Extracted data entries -
::::::
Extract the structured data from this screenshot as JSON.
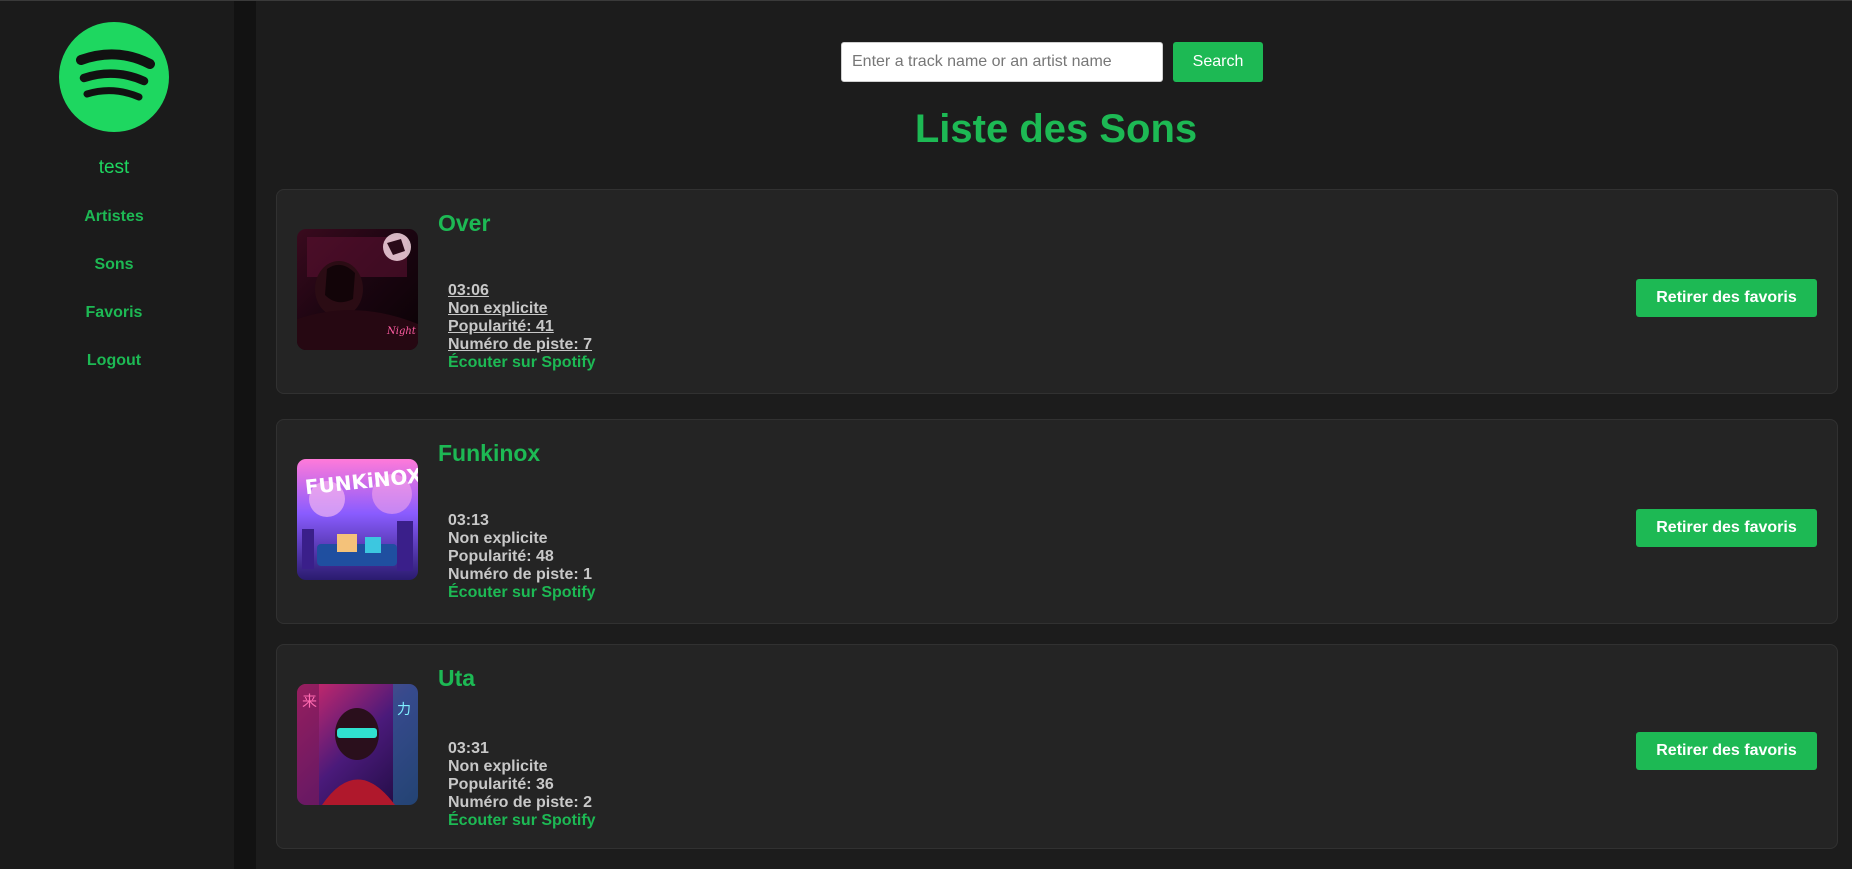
{
  "sidebar": {
    "username": "test",
    "nav": [
      {
        "label": "Artistes"
      },
      {
        "label": "Sons"
      },
      {
        "label": "Favoris"
      },
      {
        "label": "Logout"
      }
    ]
  },
  "search": {
    "placeholder": "Enter a track name or an artist name",
    "value": "",
    "button_label": "Search"
  },
  "page": {
    "title": "Liste des Sons"
  },
  "tracks": [
    {
      "name": "Over",
      "duration": "03:06",
      "explicit": "Non explicite",
      "popularity": "Popularité: 41",
      "track_number": "Numéro de piste: 7",
      "link_label": "Écouter sur Spotify",
      "remove_label": "Retirer des favoris"
    },
    {
      "name": "Funkinox",
      "duration": "03:13",
      "explicit": "Non explicite",
      "popularity": "Popularité: 48",
      "track_number": "Numéro de piste: 1",
      "link_label": "Écouter sur Spotify",
      "remove_label": "Retirer des favoris"
    },
    {
      "name": "Uta",
      "duration": "03:31",
      "explicit": "Non explicite",
      "popularity": "Popularité: 36",
      "track_number": "Numéro de piste: 2",
      "link_label": "Écouter sur Spotify",
      "remove_label": "Retirer des favoris"
    }
  ],
  "colors": {
    "accent": "#1db954",
    "background": "#1c1c1c",
    "card": "#242424"
  }
}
::::::
Instructions to follow - Search the data above for the string "duration" and return every line that has it.

Result for this task -
      "duration": "03:06",
      "duration": "03:13",
      "duration": "03:31",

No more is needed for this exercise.